Given data →
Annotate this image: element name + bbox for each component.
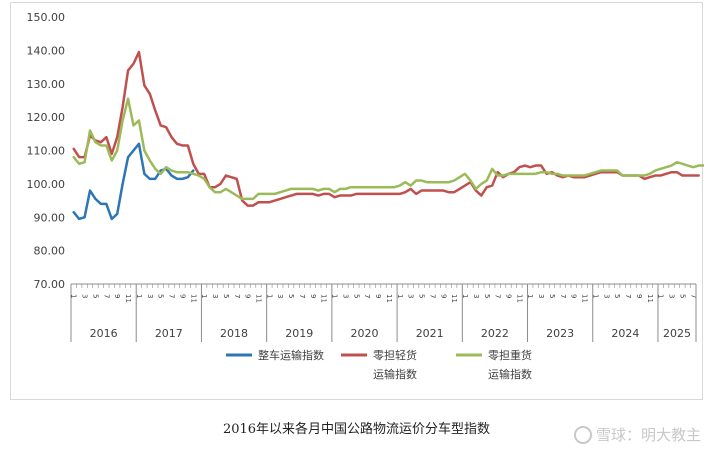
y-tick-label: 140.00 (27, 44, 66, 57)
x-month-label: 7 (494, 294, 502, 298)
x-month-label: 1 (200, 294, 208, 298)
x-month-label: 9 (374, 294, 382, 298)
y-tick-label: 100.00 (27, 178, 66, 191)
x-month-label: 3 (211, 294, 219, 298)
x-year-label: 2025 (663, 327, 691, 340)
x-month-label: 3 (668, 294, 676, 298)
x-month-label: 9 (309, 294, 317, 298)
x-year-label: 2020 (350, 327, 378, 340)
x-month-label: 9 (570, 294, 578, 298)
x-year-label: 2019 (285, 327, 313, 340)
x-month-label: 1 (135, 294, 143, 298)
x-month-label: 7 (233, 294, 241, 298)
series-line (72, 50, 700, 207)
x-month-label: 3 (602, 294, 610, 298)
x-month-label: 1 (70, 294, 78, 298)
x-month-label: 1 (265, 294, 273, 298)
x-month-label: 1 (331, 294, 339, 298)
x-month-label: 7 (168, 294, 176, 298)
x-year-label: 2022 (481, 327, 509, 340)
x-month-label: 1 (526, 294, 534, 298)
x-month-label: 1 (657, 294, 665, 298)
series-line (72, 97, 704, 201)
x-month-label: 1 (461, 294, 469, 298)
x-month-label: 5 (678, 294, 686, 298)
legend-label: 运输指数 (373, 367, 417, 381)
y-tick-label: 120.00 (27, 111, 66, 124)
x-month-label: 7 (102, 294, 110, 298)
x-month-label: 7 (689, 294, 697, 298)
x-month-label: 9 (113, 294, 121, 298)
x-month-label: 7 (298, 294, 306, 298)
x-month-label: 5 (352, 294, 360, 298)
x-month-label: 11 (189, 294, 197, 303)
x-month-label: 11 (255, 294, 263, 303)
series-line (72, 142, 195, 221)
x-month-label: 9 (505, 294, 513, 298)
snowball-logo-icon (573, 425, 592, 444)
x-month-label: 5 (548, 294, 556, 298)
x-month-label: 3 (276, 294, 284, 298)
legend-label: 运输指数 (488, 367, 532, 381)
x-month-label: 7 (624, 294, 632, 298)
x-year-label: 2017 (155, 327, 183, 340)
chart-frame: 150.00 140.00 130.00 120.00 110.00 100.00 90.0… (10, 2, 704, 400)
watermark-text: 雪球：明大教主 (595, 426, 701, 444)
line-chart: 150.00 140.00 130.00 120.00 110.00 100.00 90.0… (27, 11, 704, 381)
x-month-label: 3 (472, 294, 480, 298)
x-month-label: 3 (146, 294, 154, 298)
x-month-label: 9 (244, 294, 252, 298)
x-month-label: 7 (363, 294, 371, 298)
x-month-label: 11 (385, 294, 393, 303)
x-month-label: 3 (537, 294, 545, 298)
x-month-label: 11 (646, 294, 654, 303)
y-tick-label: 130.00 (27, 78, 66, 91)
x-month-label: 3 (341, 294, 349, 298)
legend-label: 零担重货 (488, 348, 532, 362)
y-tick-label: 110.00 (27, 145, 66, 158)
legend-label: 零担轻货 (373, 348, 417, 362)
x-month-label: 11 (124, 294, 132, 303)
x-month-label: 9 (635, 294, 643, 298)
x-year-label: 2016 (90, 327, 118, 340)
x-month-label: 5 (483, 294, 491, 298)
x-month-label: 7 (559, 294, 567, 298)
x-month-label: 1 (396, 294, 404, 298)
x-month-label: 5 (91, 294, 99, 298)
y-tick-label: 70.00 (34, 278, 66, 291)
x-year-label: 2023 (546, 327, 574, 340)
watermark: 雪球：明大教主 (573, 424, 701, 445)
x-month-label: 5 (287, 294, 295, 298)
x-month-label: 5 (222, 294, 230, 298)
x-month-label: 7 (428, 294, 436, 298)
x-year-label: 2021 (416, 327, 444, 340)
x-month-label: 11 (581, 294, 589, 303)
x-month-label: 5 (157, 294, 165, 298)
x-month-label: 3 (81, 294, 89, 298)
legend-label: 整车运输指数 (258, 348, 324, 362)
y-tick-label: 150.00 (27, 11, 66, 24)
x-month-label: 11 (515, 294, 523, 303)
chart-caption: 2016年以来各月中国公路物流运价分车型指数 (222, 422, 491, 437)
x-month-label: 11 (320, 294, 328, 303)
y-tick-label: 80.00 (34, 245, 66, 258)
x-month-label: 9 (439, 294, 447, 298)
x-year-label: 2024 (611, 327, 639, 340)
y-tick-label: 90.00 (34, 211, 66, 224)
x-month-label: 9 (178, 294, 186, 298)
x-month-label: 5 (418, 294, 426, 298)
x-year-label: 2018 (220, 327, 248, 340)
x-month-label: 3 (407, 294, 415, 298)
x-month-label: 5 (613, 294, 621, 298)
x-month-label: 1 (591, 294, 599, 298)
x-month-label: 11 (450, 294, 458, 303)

--

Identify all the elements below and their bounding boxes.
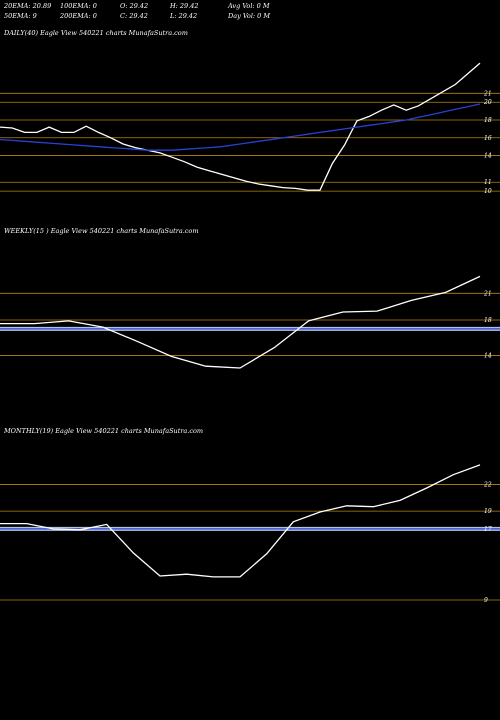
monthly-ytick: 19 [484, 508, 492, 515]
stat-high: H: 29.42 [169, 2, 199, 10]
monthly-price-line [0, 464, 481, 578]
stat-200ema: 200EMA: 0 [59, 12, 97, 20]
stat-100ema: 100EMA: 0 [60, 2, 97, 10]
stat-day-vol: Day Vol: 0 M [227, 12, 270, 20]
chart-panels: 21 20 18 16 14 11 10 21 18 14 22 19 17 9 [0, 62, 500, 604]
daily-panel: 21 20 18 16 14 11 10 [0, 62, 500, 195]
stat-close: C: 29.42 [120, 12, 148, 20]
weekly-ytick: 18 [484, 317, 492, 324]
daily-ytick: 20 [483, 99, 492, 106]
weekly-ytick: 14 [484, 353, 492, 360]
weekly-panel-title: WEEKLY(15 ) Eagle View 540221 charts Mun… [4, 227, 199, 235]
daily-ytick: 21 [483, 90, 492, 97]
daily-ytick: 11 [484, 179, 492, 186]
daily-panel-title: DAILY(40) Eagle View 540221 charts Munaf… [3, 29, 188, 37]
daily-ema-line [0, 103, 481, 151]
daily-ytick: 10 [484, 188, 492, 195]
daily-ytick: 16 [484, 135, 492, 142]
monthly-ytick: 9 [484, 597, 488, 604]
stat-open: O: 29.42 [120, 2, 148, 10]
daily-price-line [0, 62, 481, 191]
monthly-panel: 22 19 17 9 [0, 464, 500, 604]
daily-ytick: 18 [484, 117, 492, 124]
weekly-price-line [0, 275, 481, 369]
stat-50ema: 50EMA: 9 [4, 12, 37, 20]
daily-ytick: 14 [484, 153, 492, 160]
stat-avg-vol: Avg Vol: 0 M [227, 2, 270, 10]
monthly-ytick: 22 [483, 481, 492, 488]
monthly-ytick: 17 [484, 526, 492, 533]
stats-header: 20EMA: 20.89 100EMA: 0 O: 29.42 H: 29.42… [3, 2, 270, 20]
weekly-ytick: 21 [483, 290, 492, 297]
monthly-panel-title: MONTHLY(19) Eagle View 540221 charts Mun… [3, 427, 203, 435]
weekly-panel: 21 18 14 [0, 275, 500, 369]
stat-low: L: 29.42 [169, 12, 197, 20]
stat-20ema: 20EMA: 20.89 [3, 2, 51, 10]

Goal of the exercise →
Retype the lines from the line containing "monthly-ytick: 19 [484, 508, 492, 515]" up to and including the line containing "daily-panel-title: DAILY(40) Eagle".

Answer to the task →
monthly-ytick: 19 [484, 508, 492, 515]
stat-high: H: 29.42 [169, 2, 199, 10]
monthly-price-line [0, 464, 481, 578]
stat-200ema: 200EMA: 0 [59, 12, 97, 20]
stat-100ema: 100EMA: 0 [60, 2, 97, 10]
stat-day-vol: Day Vol: 0 M [227, 12, 270, 20]
chart-panels: 21 20 18 16 14 11 10 21 18 14 22 19 17 9 [0, 62, 500, 604]
daily-panel: 21 20 18 16 14 11 10 [0, 62, 500, 195]
stat-close: C: 29.42 [120, 12, 148, 20]
weekly-ytick: 18 [484, 317, 492, 324]
daily-ytick: 20 [483, 99, 492, 106]
weekly-ytick: 14 [484, 353, 492, 360]
weekly-panel-title: WEEKLY(15 ) Eagle View 540221 charts Mun… [4, 227, 199, 235]
daily-ytick: 21 [483, 90, 492, 97]
daily-ytick: 11 [484, 179, 492, 186]
daily-panel-title: DAILY(40) Eagle View 540221 charts Munaf… [3, 29, 188, 37]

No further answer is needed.